### Exercise aim:
Determine how many lines include the word "this", then give that number and nothing more.
==== Supplied entries
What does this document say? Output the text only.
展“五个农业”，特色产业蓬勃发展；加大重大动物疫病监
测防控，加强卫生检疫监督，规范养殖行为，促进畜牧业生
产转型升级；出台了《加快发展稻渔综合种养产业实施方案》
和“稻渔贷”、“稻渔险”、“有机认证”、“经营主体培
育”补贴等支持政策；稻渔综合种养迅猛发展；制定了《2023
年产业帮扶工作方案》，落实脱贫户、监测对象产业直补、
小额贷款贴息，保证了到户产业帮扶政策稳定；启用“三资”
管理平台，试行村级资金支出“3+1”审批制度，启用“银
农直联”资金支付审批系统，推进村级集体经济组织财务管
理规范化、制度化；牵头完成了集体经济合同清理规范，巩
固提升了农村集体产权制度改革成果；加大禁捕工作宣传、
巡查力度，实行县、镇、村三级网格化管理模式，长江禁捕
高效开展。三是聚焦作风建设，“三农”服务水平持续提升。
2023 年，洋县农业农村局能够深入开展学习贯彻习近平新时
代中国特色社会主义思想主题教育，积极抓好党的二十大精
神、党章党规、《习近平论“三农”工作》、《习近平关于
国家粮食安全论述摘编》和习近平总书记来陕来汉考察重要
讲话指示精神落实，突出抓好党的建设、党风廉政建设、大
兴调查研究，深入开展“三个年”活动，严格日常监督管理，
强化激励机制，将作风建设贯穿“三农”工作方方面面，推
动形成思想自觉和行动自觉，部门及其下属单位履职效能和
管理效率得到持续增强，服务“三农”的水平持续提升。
========
==== Supplied entries
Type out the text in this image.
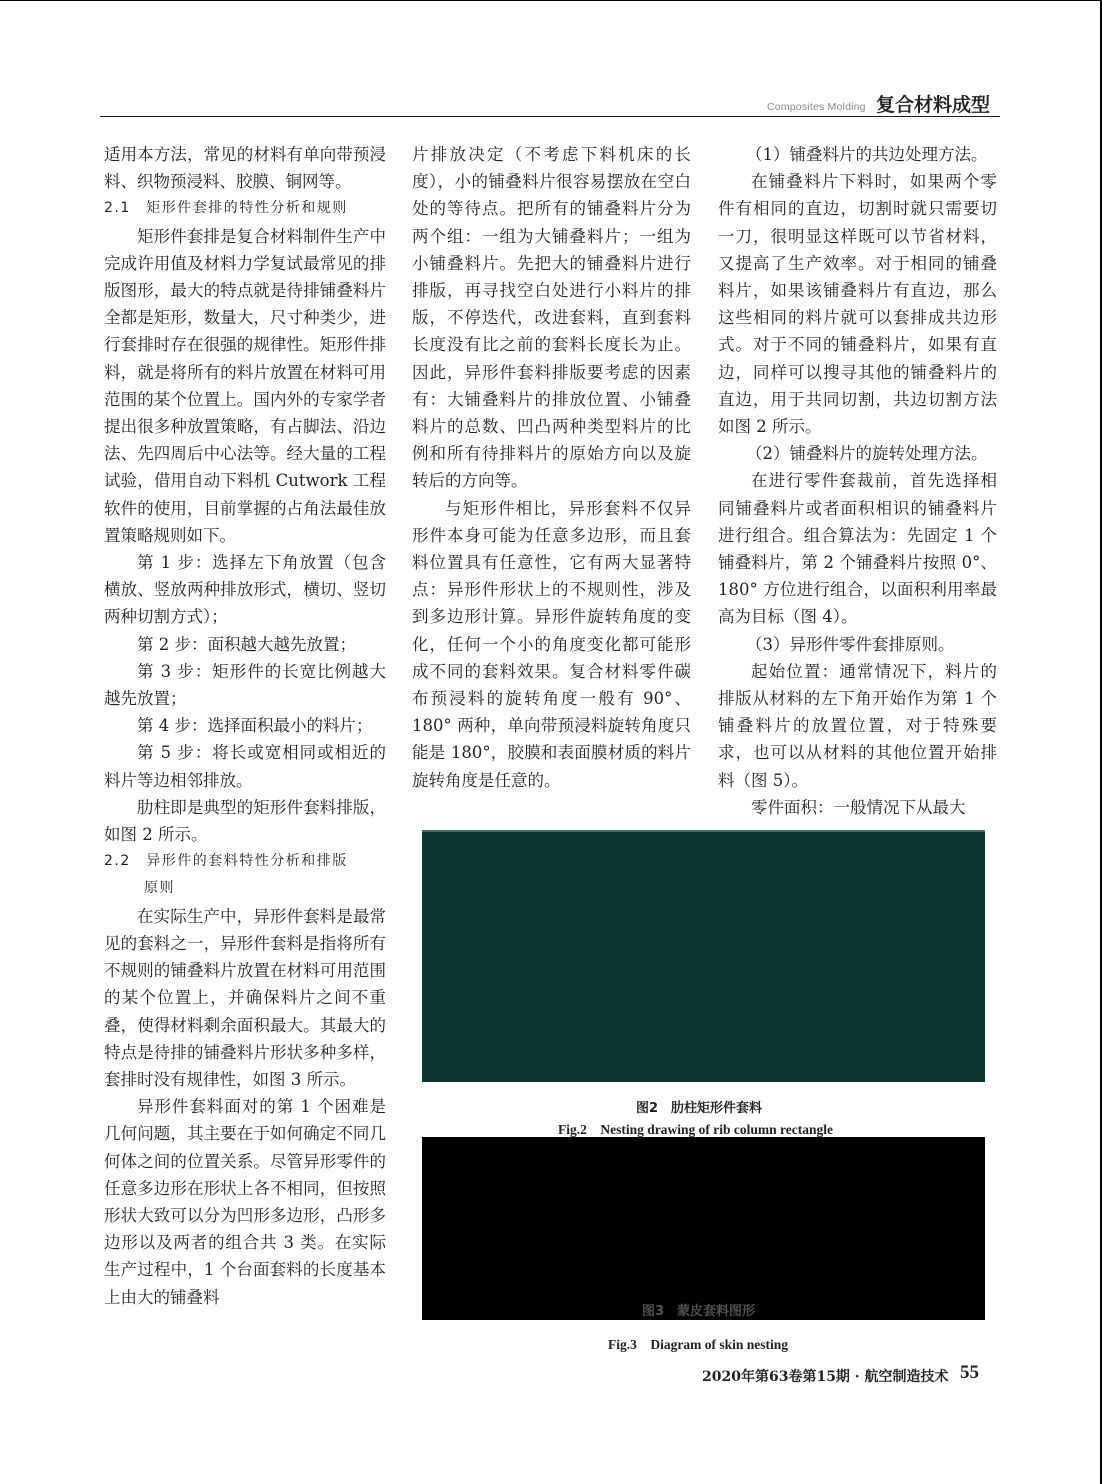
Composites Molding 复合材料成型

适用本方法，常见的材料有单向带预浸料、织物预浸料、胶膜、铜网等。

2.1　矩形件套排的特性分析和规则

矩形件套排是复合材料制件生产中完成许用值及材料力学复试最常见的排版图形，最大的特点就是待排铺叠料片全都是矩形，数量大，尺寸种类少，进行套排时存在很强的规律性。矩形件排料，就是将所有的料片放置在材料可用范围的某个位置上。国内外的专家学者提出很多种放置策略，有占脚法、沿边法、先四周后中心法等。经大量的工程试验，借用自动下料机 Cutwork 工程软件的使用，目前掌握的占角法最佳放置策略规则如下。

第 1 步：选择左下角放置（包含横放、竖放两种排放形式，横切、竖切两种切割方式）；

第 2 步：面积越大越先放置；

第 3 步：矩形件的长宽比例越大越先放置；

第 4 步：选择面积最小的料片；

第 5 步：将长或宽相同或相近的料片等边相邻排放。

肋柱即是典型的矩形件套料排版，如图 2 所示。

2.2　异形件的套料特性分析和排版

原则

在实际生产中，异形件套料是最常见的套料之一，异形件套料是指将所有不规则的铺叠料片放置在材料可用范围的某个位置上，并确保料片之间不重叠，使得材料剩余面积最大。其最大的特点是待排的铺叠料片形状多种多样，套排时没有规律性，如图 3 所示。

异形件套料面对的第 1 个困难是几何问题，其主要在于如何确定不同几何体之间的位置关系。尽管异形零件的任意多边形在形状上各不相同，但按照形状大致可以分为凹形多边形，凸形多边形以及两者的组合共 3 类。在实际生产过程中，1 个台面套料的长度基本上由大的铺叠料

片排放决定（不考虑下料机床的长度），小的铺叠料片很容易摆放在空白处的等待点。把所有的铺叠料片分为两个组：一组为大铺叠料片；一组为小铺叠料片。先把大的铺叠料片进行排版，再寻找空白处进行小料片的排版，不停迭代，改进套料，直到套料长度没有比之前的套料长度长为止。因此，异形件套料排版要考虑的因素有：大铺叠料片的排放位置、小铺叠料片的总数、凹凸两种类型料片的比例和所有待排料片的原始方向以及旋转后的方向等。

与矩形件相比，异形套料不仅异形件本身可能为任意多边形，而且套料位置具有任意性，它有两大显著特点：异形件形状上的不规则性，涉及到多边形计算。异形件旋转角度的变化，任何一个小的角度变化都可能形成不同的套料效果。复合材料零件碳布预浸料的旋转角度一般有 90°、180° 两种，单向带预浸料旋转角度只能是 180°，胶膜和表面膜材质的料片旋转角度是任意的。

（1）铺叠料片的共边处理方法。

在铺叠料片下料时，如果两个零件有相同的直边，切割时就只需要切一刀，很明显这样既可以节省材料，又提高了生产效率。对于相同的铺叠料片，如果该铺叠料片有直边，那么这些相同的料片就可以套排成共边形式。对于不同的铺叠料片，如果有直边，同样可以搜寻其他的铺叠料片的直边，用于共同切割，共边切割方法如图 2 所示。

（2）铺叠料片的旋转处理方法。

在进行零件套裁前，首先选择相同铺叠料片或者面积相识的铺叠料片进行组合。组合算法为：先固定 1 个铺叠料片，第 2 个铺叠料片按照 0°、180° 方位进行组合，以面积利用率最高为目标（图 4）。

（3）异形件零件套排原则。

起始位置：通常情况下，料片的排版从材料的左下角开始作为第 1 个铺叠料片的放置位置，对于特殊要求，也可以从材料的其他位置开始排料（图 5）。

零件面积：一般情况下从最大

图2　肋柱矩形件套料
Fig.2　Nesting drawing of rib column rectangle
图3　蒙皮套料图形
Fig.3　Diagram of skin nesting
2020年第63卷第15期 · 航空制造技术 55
========
==== Supplied entries
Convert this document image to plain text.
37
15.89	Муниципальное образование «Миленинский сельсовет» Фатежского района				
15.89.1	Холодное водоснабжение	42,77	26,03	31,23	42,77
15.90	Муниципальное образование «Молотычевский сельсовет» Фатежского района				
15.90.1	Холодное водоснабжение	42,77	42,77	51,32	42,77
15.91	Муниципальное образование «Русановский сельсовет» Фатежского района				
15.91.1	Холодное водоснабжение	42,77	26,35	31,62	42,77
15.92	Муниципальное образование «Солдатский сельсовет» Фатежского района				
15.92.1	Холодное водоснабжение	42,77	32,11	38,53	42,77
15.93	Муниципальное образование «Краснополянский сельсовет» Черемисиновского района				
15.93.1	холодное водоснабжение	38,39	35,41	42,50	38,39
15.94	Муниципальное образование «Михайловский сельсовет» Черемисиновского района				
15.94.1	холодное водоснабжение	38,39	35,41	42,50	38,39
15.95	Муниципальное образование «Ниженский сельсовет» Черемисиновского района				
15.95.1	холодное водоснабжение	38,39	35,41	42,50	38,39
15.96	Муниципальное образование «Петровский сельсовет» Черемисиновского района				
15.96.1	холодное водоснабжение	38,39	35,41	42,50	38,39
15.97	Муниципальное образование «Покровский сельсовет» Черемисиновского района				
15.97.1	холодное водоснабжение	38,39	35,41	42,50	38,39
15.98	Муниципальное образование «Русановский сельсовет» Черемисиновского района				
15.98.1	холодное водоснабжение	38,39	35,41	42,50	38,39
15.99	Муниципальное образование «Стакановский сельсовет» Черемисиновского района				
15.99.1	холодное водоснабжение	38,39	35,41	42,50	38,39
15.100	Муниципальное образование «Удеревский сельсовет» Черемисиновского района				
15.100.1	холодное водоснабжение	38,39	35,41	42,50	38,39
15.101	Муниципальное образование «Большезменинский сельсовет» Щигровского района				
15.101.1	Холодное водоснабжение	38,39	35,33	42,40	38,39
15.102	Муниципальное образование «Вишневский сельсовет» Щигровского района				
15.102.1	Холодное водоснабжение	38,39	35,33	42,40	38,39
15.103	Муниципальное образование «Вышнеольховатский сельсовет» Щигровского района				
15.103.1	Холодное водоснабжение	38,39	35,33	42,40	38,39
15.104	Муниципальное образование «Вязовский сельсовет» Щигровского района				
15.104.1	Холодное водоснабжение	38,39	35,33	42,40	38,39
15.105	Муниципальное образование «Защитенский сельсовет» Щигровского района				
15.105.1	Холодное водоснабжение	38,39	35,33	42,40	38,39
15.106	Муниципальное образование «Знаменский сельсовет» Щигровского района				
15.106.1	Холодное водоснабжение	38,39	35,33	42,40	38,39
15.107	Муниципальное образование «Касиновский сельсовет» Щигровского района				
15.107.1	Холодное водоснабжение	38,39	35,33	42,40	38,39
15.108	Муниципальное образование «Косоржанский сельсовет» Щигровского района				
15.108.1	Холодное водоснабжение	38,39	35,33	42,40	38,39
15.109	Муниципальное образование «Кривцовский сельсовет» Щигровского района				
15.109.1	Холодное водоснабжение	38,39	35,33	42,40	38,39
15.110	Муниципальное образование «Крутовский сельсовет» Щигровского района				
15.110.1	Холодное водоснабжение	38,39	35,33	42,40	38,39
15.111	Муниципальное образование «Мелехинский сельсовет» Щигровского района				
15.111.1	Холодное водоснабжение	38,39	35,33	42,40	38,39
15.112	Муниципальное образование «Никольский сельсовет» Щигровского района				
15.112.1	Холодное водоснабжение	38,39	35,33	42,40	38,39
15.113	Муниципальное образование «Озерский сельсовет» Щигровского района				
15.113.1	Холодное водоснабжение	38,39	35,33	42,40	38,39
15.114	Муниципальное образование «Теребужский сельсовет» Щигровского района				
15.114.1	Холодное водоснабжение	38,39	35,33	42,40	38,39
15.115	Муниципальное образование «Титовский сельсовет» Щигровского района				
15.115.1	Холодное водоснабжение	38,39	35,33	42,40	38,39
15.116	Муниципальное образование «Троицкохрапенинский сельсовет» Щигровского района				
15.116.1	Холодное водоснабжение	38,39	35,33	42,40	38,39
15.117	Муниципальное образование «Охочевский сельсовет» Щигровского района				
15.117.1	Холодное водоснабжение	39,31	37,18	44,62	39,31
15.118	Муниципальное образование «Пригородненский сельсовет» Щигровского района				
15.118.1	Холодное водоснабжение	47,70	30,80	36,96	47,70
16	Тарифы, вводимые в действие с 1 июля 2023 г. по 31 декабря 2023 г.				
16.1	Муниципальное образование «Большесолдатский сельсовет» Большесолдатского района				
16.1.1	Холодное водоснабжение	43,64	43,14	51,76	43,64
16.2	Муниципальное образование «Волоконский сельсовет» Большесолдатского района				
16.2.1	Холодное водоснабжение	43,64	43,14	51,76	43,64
========
### Written response:
3